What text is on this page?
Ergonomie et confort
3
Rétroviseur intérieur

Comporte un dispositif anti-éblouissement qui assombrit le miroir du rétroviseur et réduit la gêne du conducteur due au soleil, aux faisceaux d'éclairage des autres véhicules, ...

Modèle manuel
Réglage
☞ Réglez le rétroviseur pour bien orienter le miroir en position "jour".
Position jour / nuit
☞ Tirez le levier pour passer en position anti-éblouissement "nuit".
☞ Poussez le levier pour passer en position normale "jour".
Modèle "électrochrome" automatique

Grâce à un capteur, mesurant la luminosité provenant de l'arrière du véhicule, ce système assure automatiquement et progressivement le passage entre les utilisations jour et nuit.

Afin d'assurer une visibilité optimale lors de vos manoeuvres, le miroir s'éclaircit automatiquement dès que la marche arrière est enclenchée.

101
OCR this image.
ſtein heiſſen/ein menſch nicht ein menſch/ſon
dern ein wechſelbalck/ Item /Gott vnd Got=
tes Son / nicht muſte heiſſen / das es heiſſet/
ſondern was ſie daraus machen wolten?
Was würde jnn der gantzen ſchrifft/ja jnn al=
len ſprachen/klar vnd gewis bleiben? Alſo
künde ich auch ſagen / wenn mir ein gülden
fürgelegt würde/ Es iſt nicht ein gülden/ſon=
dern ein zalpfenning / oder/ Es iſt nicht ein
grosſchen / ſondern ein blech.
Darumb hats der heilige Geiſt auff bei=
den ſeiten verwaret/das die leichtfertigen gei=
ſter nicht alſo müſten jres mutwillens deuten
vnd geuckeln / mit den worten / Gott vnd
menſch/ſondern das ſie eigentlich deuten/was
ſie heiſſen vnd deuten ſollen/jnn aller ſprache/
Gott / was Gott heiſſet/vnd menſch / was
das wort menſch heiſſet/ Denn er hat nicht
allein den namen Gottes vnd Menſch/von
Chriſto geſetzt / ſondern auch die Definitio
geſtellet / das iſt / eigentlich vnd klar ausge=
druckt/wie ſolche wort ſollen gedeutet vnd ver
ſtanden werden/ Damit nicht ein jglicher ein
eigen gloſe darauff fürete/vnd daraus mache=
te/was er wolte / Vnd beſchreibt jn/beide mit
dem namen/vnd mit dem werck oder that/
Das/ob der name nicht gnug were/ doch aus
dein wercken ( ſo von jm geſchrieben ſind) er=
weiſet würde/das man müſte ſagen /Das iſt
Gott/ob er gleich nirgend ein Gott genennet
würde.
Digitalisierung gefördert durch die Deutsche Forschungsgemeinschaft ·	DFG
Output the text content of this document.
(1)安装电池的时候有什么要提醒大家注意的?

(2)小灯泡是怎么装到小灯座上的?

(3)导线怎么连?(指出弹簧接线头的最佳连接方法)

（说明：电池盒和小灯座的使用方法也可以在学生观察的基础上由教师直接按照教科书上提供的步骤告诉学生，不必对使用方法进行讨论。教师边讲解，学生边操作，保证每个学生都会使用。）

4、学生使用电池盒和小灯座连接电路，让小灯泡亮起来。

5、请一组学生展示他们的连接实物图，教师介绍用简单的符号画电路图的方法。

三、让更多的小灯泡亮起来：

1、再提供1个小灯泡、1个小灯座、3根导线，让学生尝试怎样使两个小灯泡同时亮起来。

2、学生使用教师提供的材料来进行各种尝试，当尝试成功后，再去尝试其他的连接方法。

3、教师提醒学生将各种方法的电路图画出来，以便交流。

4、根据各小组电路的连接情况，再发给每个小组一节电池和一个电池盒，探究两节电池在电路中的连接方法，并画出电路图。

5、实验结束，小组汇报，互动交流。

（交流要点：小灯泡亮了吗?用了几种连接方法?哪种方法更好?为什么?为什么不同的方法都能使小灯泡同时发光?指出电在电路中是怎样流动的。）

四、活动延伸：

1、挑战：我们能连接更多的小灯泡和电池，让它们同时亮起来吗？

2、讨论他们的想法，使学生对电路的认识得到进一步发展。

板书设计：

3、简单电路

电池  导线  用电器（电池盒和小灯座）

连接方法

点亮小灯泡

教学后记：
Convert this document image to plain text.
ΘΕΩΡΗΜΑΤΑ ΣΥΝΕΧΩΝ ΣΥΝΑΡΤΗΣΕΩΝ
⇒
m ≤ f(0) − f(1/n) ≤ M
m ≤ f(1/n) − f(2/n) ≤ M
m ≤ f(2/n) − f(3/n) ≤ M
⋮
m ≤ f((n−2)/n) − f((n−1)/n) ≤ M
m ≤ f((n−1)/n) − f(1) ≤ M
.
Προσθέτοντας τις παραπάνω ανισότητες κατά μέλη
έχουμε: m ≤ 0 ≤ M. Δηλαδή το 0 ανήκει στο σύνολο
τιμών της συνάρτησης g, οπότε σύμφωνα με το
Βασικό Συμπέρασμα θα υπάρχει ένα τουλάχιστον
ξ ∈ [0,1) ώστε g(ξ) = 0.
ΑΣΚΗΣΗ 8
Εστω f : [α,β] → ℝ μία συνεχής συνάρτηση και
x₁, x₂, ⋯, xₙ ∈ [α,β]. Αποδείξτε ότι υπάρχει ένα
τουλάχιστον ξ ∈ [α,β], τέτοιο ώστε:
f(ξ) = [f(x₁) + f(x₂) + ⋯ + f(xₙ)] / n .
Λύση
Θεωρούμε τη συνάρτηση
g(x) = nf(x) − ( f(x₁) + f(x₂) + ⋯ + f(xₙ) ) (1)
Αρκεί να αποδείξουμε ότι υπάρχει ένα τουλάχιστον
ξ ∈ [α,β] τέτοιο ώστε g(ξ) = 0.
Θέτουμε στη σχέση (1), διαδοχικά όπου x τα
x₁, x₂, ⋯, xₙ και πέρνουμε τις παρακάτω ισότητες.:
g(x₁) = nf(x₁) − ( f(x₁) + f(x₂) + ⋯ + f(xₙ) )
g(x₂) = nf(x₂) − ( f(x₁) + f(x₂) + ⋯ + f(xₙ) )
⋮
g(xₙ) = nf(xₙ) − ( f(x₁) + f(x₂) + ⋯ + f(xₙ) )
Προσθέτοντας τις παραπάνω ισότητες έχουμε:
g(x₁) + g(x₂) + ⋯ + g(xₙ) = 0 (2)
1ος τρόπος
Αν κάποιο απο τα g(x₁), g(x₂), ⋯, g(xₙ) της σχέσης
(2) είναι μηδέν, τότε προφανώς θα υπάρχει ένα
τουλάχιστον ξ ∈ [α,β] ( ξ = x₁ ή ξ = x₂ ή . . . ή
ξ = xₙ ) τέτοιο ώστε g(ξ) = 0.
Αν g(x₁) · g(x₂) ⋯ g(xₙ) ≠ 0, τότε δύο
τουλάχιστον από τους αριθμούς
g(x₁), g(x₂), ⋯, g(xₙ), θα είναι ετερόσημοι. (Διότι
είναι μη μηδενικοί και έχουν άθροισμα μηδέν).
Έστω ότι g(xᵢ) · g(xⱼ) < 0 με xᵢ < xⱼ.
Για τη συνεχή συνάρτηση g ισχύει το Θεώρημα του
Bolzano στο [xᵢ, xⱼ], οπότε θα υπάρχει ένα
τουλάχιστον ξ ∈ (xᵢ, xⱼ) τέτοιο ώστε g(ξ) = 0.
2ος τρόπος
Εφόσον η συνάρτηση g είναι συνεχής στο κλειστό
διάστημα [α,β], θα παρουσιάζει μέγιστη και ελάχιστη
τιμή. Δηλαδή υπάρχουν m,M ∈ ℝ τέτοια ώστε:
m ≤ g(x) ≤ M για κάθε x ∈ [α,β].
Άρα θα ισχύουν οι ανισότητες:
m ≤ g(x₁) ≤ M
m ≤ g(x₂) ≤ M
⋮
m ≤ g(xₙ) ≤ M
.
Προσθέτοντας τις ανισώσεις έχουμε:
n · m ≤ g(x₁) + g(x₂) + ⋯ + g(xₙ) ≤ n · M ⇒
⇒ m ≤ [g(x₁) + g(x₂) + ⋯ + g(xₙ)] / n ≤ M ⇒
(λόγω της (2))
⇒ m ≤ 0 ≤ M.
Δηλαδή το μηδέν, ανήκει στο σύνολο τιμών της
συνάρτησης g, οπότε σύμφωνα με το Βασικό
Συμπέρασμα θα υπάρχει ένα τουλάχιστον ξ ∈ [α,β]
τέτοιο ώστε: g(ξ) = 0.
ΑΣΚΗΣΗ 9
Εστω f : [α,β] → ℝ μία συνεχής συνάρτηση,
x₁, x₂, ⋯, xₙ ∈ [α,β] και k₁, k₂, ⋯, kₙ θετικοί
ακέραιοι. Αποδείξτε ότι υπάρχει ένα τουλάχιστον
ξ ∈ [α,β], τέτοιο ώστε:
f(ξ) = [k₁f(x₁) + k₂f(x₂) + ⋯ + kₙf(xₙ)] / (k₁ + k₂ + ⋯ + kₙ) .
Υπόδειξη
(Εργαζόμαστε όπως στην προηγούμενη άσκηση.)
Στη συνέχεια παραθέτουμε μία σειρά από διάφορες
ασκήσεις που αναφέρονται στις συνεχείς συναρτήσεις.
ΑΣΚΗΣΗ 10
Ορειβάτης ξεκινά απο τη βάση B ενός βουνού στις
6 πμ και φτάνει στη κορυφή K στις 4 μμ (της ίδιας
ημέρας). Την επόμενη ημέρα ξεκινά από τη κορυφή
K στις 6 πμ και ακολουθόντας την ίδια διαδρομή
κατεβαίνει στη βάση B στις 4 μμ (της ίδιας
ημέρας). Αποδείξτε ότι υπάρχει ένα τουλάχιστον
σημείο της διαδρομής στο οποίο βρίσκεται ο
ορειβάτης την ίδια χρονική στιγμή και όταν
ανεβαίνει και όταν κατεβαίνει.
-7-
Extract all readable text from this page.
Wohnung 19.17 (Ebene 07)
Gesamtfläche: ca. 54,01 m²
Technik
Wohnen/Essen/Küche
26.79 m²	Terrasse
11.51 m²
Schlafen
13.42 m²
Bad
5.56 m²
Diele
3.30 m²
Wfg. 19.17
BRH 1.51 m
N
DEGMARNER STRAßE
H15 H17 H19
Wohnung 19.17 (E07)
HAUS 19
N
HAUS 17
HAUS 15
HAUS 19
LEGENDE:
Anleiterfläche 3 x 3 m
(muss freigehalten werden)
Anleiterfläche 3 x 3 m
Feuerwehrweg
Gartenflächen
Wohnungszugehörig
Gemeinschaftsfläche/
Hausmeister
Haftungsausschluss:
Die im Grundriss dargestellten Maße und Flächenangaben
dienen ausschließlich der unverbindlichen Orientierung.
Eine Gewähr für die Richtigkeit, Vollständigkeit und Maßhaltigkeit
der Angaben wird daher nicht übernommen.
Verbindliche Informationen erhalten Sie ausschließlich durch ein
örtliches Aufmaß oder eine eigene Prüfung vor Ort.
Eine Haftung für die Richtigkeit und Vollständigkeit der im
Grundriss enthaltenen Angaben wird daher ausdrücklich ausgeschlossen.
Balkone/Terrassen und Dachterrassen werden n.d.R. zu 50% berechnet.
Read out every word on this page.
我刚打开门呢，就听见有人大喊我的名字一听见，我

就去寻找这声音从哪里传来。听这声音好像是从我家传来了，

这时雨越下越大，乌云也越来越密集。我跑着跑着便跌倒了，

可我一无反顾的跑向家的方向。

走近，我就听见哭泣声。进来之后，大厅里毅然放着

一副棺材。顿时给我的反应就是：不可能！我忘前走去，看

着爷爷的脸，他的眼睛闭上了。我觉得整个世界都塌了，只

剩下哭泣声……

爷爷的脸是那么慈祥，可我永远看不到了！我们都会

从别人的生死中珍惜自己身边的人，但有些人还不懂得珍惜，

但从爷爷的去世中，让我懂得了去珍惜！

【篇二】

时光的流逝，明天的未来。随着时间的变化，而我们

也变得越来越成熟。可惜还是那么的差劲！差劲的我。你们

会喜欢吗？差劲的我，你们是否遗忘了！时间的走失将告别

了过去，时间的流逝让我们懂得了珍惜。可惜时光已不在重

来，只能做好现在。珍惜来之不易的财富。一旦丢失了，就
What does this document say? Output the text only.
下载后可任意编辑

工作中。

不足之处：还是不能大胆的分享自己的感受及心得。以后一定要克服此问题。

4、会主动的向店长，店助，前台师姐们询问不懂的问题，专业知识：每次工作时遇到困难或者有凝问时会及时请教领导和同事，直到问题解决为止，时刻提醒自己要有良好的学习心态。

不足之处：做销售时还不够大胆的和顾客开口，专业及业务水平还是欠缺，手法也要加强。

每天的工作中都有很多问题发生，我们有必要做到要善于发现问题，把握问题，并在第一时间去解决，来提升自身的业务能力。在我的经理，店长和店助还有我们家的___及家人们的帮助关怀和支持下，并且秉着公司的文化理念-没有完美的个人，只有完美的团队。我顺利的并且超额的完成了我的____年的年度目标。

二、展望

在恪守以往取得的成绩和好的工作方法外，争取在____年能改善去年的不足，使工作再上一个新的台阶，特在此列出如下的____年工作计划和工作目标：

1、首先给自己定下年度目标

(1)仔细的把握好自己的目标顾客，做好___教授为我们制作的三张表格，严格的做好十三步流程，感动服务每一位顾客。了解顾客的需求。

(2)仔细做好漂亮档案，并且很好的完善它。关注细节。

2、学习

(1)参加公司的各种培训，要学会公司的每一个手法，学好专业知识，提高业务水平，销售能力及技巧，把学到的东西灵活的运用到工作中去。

■ **What the task requires**:
From the line containing "Read out every word on this page." through the final line of the listing above, retype every line exactly; leave out everything else.

■ **Final answer**:
Read out every word on this page.
我刚打开门呢，就听见有人大喊我的名字一听见，我

就去寻找这声音从哪里传来。听这声音好像是从我家传来了，

这时雨越下越大，乌云也越来越密集。我跑着跑着便跌倒了，

可我一无反顾的跑向家的方向。

走近，我就听见哭泣声。进来之后，大厅里毅然放着

一副棺材。顿时给我的反应就是：不可能！我忘前走去，看

着爷爷的脸，他的眼睛闭上了。我觉得整个世界都塌了，只

剩下哭泣声……

爷爷的脸是那么慈祥，可我永远看不到了！我们都会

从别人的生死中珍惜自己身边的人，但有些人还不懂得珍惜，

但从爷爷的去世中，让我懂得了去珍惜！

【篇二】

时光的流逝，明天的未来。随着时间的变化，而我们

也变得越来越成熟。可惜还是那么的差劲！差劲的我。你们

会喜欢吗？差劲的我，你们是否遗忘了！时间的走失将告别

了过去，时间的流逝让我们懂得了珍惜。可惜时光已不在重

来，只能做好现在。珍惜来之不易的财富。一旦丢失了，就
What does this document say? Output the text only.
下载后可任意编辑

工作中。

不足之处：还是不能大胆的分享自己的感受及心得。以后一定要克服此问题。

4、会主动的向店长，店助，前台师姐们询问不懂的问题，专业知识：每次工作时遇到困难或者有凝问时会及时请教领导和同事，直到问题解决为止，时刻提醒自己要有良好的学习心态。

不足之处：做销售时还不够大胆的和顾客开口，专业及业务水平还是欠缺，手法也要加强。

每天的工作中都有很多问题发生，我们有必要做到要善于发现问题，把握问题，并在第一时间去解决，来提升自身的业务能力。在我的经理，店长和店助还有我们家的___及家人们的帮助关怀和支持下，并且秉着公司的文化理念-没有完美的个人，只有完美的团队。我顺利的并且超额的完成了我的____年的年度目标。

二、展望

在恪守以往取得的成绩和好的工作方法外，争取在____年能改善去年的不足，使工作再上一个新的台阶，特在此列出如下的____年工作计划和工作目标：

1、首先给自己定下年度目标

(1)仔细的把握好自己的目标顾客，做好___教授为我们制作的三张表格，严格的做好十三步流程，感动服务每一位顾客。了解顾客的需求。

(2)仔细做好漂亮档案，并且很好的完善它。关注细节。

2、学习

(1)参加公司的各种培训，要学会公司的每一个手法，学好专业知识，提高业务水平，销售能力及技巧，把学到的东西灵活的运用到工作中去。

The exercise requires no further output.